** START OF Supplied records **

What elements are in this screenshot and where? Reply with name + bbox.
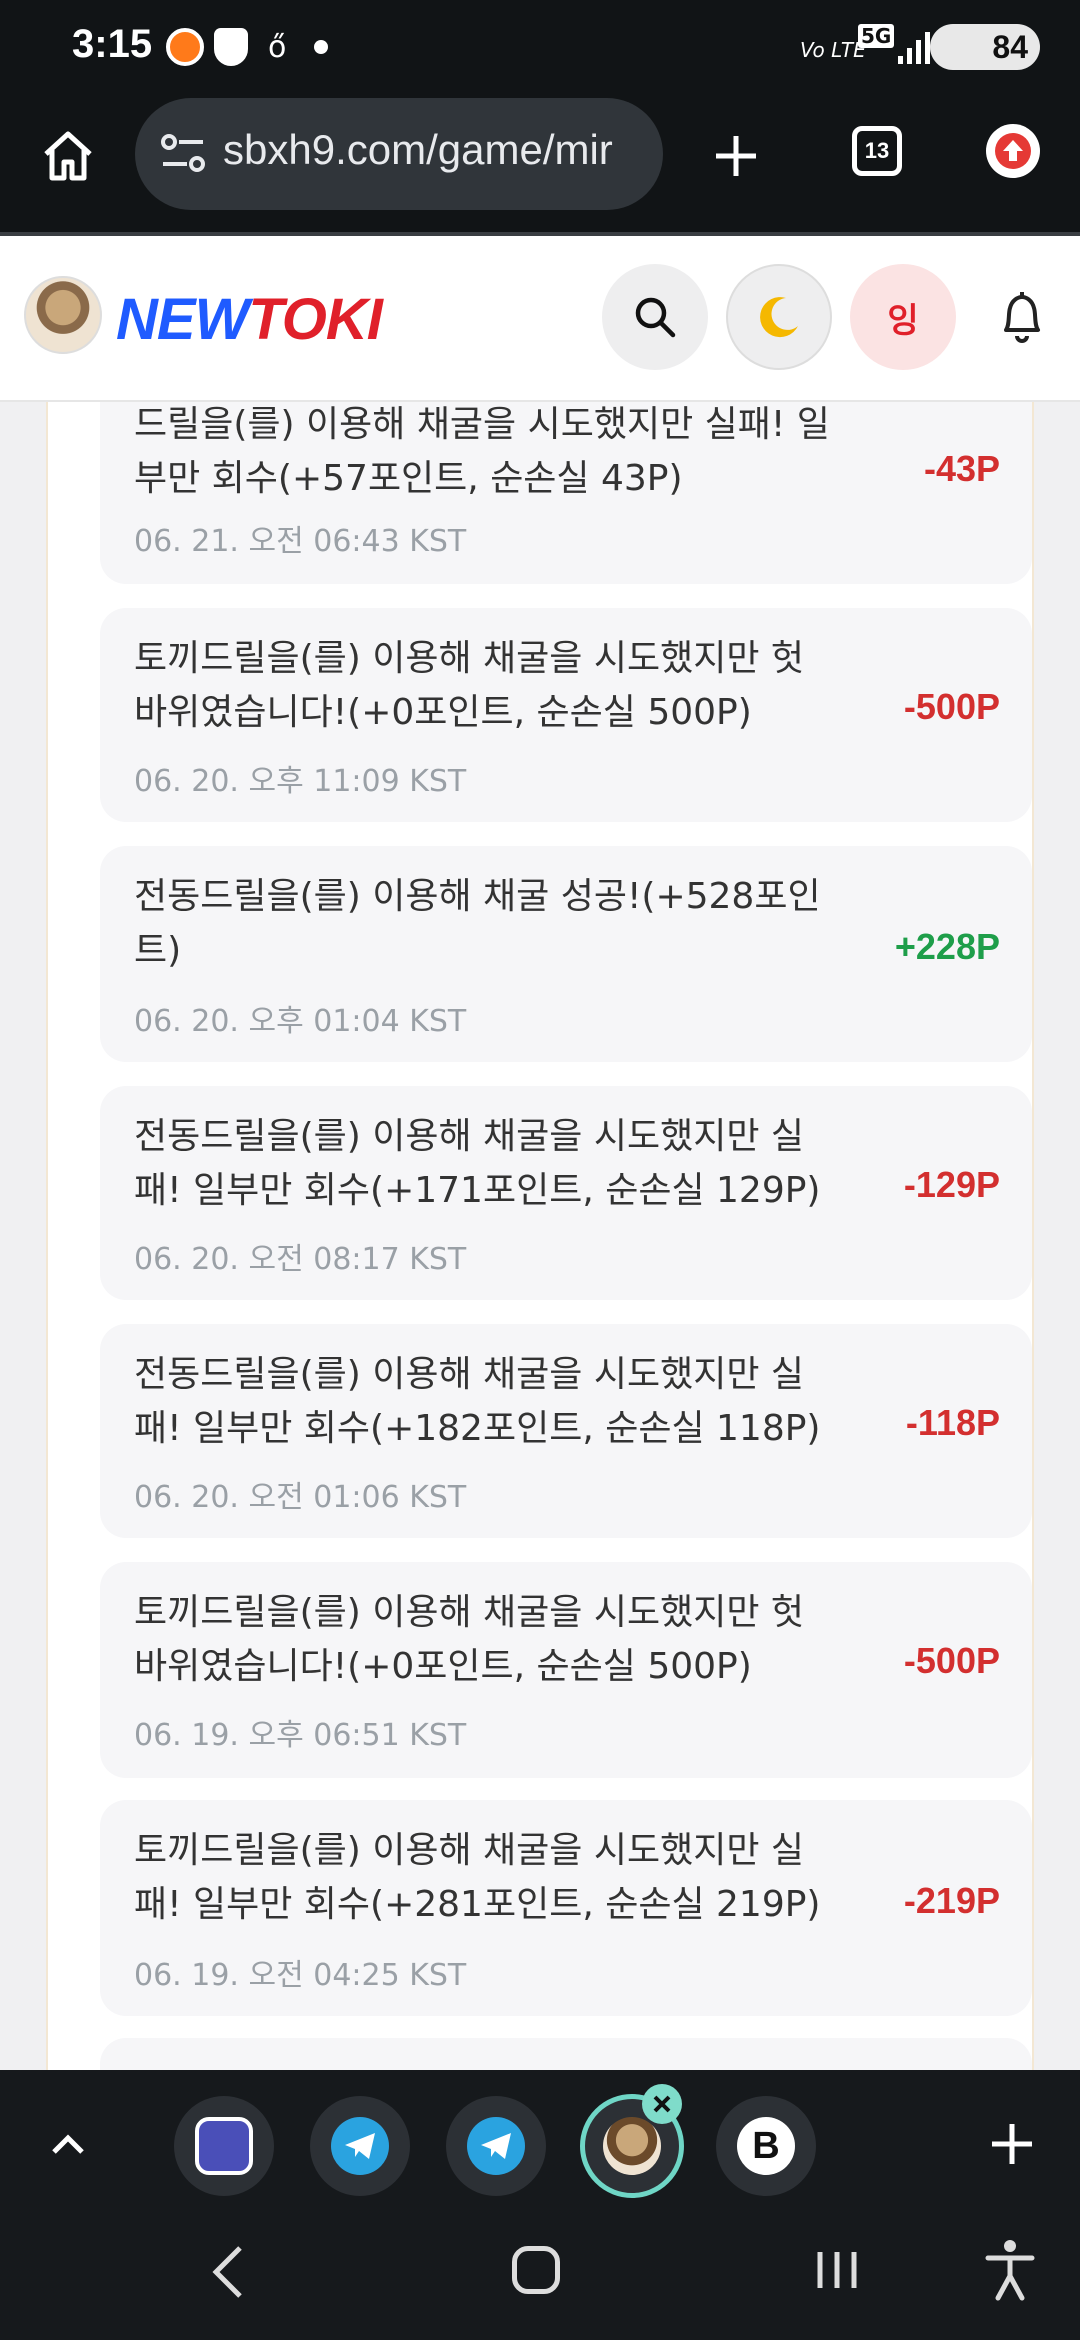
close-icon	[653, 2095, 671, 2113]
history-message: 토끼드릴을(를) 이용해 채굴을 시도했지만 헛바위였습니다!(+0포인트, 순…	[134, 1592, 805, 1687]
app-notification-icon	[166, 28, 204, 66]
site-header: NEWTOKI 잉	[0, 236, 1080, 402]
back-icon[interactable]	[210, 2244, 246, 2300]
browser-toolbar: sbxh9.com/game/mir 13	[0, 96, 1080, 234]
status-time: 3:15	[72, 22, 153, 66]
history-message: 전동드릴을(를) 이용해 채굴을 시도했지만 실패! 일부만 회수(+171포인…	[134, 1116, 821, 1211]
search-button[interactable]	[602, 264, 708, 370]
history-card	[100, 2038, 1032, 2070]
history-card: 드릴을(를) 이용해 채굴을 시도했지만 실패! 일부만 회수(+57포인트, …	[100, 402, 1032, 584]
battery-level: 84	[992, 28, 1028, 65]
tab-switcher-button[interactable]: 13	[852, 126, 902, 176]
user-avatar-button[interactable]: 잉	[850, 264, 956, 370]
history-points: +228P	[894, 926, 1000, 967]
newtoki-tab-icon	[603, 2117, 661, 2175]
b-tab-icon: B	[737, 2117, 795, 2175]
signal-icon	[898, 32, 930, 64]
history-timestamp: 06. 20. 오전 01:06 KST	[134, 1480, 467, 1515]
bell-icon[interactable]	[996, 290, 1048, 346]
history-message: 드릴을(를) 이용해 채굴을 시도했지만 실패! 일부만 회수(+57포인트, …	[134, 404, 830, 499]
site-logo-image[interactable]	[24, 276, 102, 354]
app-tab-icon	[195, 2117, 253, 2175]
update-button[interactable]	[986, 124, 1040, 178]
new-tab-icon[interactable]	[706, 126, 766, 186]
chevron-up-icon[interactable]	[48, 2128, 88, 2158]
add-tab-icon[interactable]	[988, 2120, 1036, 2168]
tab-item[interactable]	[174, 2096, 274, 2196]
tab-item[interactable]: B	[716, 2096, 816, 2196]
network-type-badge: 5G	[858, 24, 895, 48]
logo-toki-text: TOKI	[248, 287, 382, 352]
history-card: 토끼드릴을(를) 이용해 채굴을 시도했지만 헛바위였습니다!(+0포인트, 순…	[100, 1562, 1032, 1778]
history-timestamp: 06. 20. 오후 01:04 KST	[134, 1004, 467, 1039]
system-navigation-bar	[0, 2200, 1080, 2340]
close-tab-button[interactable]	[642, 2084, 682, 2124]
notification-icon: ő	[268, 30, 287, 65]
history-card: 토끼드릴을(를) 이용해 채굴을 시도했지만 실패! 일부만 회수(+281포인…	[100, 1800, 1032, 2016]
history-message: 토끼드릴을(를) 이용해 채굴을 시도했지만 실패! 일부만 회수(+281포인…	[134, 1830, 821, 1925]
history-points: -118P	[905, 1402, 1000, 1443]
volte-label: Vo LTE	[800, 38, 866, 62]
recents-icon[interactable]	[814, 2248, 860, 2292]
home-nav-button[interactable]	[512, 2246, 560, 2294]
search-icon	[635, 297, 676, 338]
site-settings-icon[interactable]	[159, 130, 207, 178]
shield-icon	[214, 28, 248, 66]
history-timestamp: 06. 19. 오후 06:51 KST	[134, 1718, 467, 1753]
history-timestamp: 06. 20. 오전 08:17 KST	[134, 1242, 467, 1277]
history-message: 토끼드릴을(를) 이용해 채굴을 시도했지만 헛바위였습니다!(+0포인트, 순…	[134, 638, 805, 733]
history-message: 전동드릴을(를) 이용해 채굴 성공!(+528포인트)	[134, 876, 821, 971]
history-card: 전동드릴을(를) 이용해 채굴을 시도했지만 실패! 일부만 회수(+182포인…	[100, 1324, 1032, 1538]
history-points: -500P	[903, 1640, 1000, 1681]
dark-mode-button[interactable]	[726, 264, 832, 370]
avatar-initial: 잉	[887, 300, 919, 341]
site-logo[interactable]: NEWTOKI	[116, 286, 383, 353]
address-bar[interactable]: sbxh9.com/game/mir	[135, 98, 663, 210]
home-icon[interactable]	[38, 126, 98, 186]
url-text: sbxh9.com/game/mir	[223, 126, 613, 173]
status-bar: 3:15 ő Vo LTE 5G 84	[0, 0, 1080, 96]
logo-new-text: NEW	[116, 287, 249, 352]
history-panel: 드릴을(를) 이용해 채굴을 시도했지만 실패! 일부만 회수(+57포인트, …	[46, 402, 1034, 2070]
history-timestamp: 06. 19. 오전 04:25 KST	[134, 1958, 467, 1993]
history-card: 전동드릴을(를) 이용해 채굴 성공!(+528포인트) 06. 20. 오후 …	[100, 846, 1032, 1062]
history-points: -43P	[923, 448, 1000, 489]
more-notifications-dot	[314, 40, 328, 54]
history-points: -219P	[903, 1880, 1000, 1921]
tab-count: 13	[864, 138, 890, 163]
history-message: 전동드릴을(를) 이용해 채굴을 시도했지만 실패! 일부만 회수(+182포인…	[134, 1354, 821, 1449]
page-content: 드릴을(를) 이용해 채굴을 시도했지만 실패! 일부만 회수(+57포인트, …	[0, 402, 1080, 2070]
battery-indicator: 84	[930, 24, 1040, 70]
history-timestamp: 06. 20. 오후 11:09 KST	[134, 764, 467, 799]
history-points: -500P	[903, 686, 1000, 727]
update-arrow-icon	[995, 133, 1031, 169]
bottom-tab-strip: B	[0, 2070, 1080, 2200]
history-timestamp: 06. 21. 오전 06:43 KST	[134, 524, 467, 559]
history-card: 토끼드릴을(를) 이용해 채굴을 시도했지만 헛바위였습니다!(+0포인트, 순…	[100, 608, 1032, 822]
history-points: -129P	[903, 1164, 1000, 1205]
telegram-icon	[331, 2117, 389, 2175]
tab-item[interactable]	[310, 2096, 410, 2196]
moon-icon	[760, 297, 798, 338]
tab-item[interactable]	[446, 2096, 546, 2196]
accessibility-icon[interactable]	[984, 2238, 1036, 2302]
telegram-icon	[467, 2117, 525, 2175]
history-card: 전동드릴을(를) 이용해 채굴을 시도했지만 실패! 일부만 회수(+171포인…	[100, 1086, 1032, 1300]
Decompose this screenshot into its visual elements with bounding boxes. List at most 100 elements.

** END OF Supplied records **

## Instruction
Copy every row above word for word, but leave out the pictures.

## Answer to the task
What elements are in this screenshot and where? Reply with name + bbox.
close-icon	[653, 2095, 671, 2113]
history-message: 토끼드릴을(를) 이용해 채굴을 시도했지만 헛바위였습니다!(+0포인트, 순…	[134, 1592, 805, 1687]
app-notification-icon	[166, 28, 204, 66]
site-header: NEWTOKI 잉	[0, 236, 1080, 402]
back-icon[interactable]	[210, 2244, 246, 2300]
browser-toolbar: sbxh9.com/game/mir 13	[0, 96, 1080, 234]
status-time: 3:15	[72, 22, 153, 66]
history-message: 전동드릴을(를) 이용해 채굴을 시도했지만 실패! 일부만 회수(+171포인…	[134, 1116, 821, 1211]
search-button[interactable]	[602, 264, 708, 370]
history-card	[100, 2038, 1032, 2070]
history-card: 드릴을(를) 이용해 채굴을 시도했지만 실패! 일부만 회수(+57포인트, …	[100, 402, 1032, 584]
battery-level: 84	[992, 28, 1028, 65]
tab-switcher-button[interactable]: 13	[852, 126, 902, 176]
user-avatar-button[interactable]: 잉	[850, 264, 956, 370]
history-points: +228P	[894, 926, 1000, 967]
newtoki-tab-icon	[603, 2117, 661, 2175]
b-tab-icon: B	[737, 2117, 795, 2175]
signal-icon	[898, 32, 930, 64]
history-timestamp: 06. 20. 오전 01:06 KST	[134, 1480, 467, 1515]
bell-icon[interactable]	[996, 290, 1048, 346]
history-message: 드릴을(를) 이용해 채굴을 시도했지만 실패! 일부만 회수(+57포인트, …	[134, 404, 830, 499]
site-logo-image[interactable]	[24, 276, 102, 354]
app-tab-icon	[195, 2117, 253, 2175]
update-button[interactable]	[986, 124, 1040, 178]
new-tab-icon[interactable]	[706, 126, 766, 186]
chevron-up-icon[interactable]	[48, 2128, 88, 2158]
add-tab-icon[interactable]	[988, 2120, 1036, 2168]
tab-item[interactable]	[174, 2096, 274, 2196]
tab-item[interactable]: B	[716, 2096, 816, 2196]
network-type-badge: 5G	[858, 24, 895, 48]
logo-toki-text: TOKI	[248, 287, 382, 352]
history-card: 토끼드릴을(를) 이용해 채굴을 시도했지만 헛바위였습니다!(+0포인트, 순…	[100, 1562, 1032, 1778]
history-timestamp: 06. 20. 오후 01:04 KST	[134, 1004, 467, 1039]
system-navigation-bar	[0, 2200, 1080, 2340]
close-tab-button[interactable]	[642, 2084, 682, 2124]
notification-icon: ő	[268, 30, 287, 65]
history-card: 토끼드릴을(를) 이용해 채굴을 시도했지만 실패! 일부만 회수(+281포인…	[100, 1800, 1032, 2016]
history-message: 토끼드릴을(를) 이용해 채굴을 시도했지만 실패! 일부만 회수(+281포인…	[134, 1830, 821, 1925]
history-points: -118P	[905, 1402, 1000, 1443]
volte-label: Vo LTE	[800, 38, 866, 62]
recents-icon[interactable]	[814, 2248, 860, 2292]
home-nav-button[interactable]	[512, 2246, 560, 2294]
search-icon	[635, 297, 676, 338]
site-settings-icon[interactable]	[159, 130, 207, 178]
shield-icon	[214, 28, 248, 66]
history-timestamp: 06. 19. 오후 06:51 KST	[134, 1718, 467, 1753]
history-timestamp: 06. 20. 오전 08:17 KST	[134, 1242, 467, 1277]
history-message: 토끼드릴을(를) 이용해 채굴을 시도했지만 헛바위였습니다!(+0포인트, 순…	[134, 638, 805, 733]
history-message: 전동드릴을(를) 이용해 채굴 성공!(+528포인트)	[134, 876, 821, 971]
history-card: 전동드릴을(를) 이용해 채굴을 시도했지만 실패! 일부만 회수(+182포인…	[100, 1324, 1032, 1538]
history-points: -500P	[903, 1640, 1000, 1681]
dark-mode-button[interactable]	[726, 264, 832, 370]
avatar-initial: 잉	[887, 300, 919, 341]
site-logo[interactable]: NEWTOKI	[116, 286, 383, 353]
address-bar[interactable]: sbxh9.com/game/mir	[135, 98, 663, 210]
home-icon[interactable]	[38, 126, 98, 186]
url-text: sbxh9.com/game/mir	[223, 126, 613, 173]
status-bar: 3:15 ő Vo LTE 5G 84	[0, 0, 1080, 96]
logo-new-text: NEW	[116, 287, 249, 352]
history-panel: 드릴을(를) 이용해 채굴을 시도했지만 실패! 일부만 회수(+57포인트, …	[46, 402, 1034, 2070]
history-timestamp: 06. 19. 오전 04:25 KST	[134, 1958, 467, 1993]
history-card: 전동드릴을(를) 이용해 채굴 성공!(+528포인트) 06. 20. 오후 …	[100, 846, 1032, 1062]
history-points: -43P	[923, 448, 1000, 489]
more-notifications-dot	[314, 40, 328, 54]
history-points: -219P	[903, 1880, 1000, 1921]
tab-count: 13	[864, 138, 890, 163]
history-message: 전동드릴을(를) 이용해 채굴을 시도했지만 실패! 일부만 회수(+182포인…	[134, 1354, 821, 1449]
page-content: 드릴을(를) 이용해 채굴을 시도했지만 실패! 일부만 회수(+57포인트, …	[0, 402, 1080, 2070]
battery-indicator: 84	[930, 24, 1040, 70]
history-timestamp: 06. 20. 오후 11:09 KST	[134, 764, 467, 799]
history-points: -500P	[903, 686, 1000, 727]
update-arrow-icon	[995, 133, 1031, 169]
bottom-tab-strip: B	[0, 2070, 1080, 2200]
history-timestamp: 06. 21. 오전 06:43 KST	[134, 524, 467, 559]
history-card: 토끼드릴을(를) 이용해 채굴을 시도했지만 헛바위였습니다!(+0포인트, 순…	[100, 608, 1032, 822]
history-points: -129P	[903, 1164, 1000, 1205]
telegram-icon	[331, 2117, 389, 2175]
tab-item[interactable]	[310, 2096, 410, 2196]
moon-icon	[760, 297, 798, 338]
tab-item[interactable]	[446, 2096, 546, 2196]
accessibility-icon[interactable]	[984, 2238, 1036, 2302]
telegram-icon	[467, 2117, 525, 2175]
history-card: 전동드릴을(를) 이용해 채굴을 시도했지만 실패! 일부만 회수(+171포인…	[100, 1086, 1032, 1300]
Decompose this screenshot into its visual elements with bounding boxes. List at most 100 elements.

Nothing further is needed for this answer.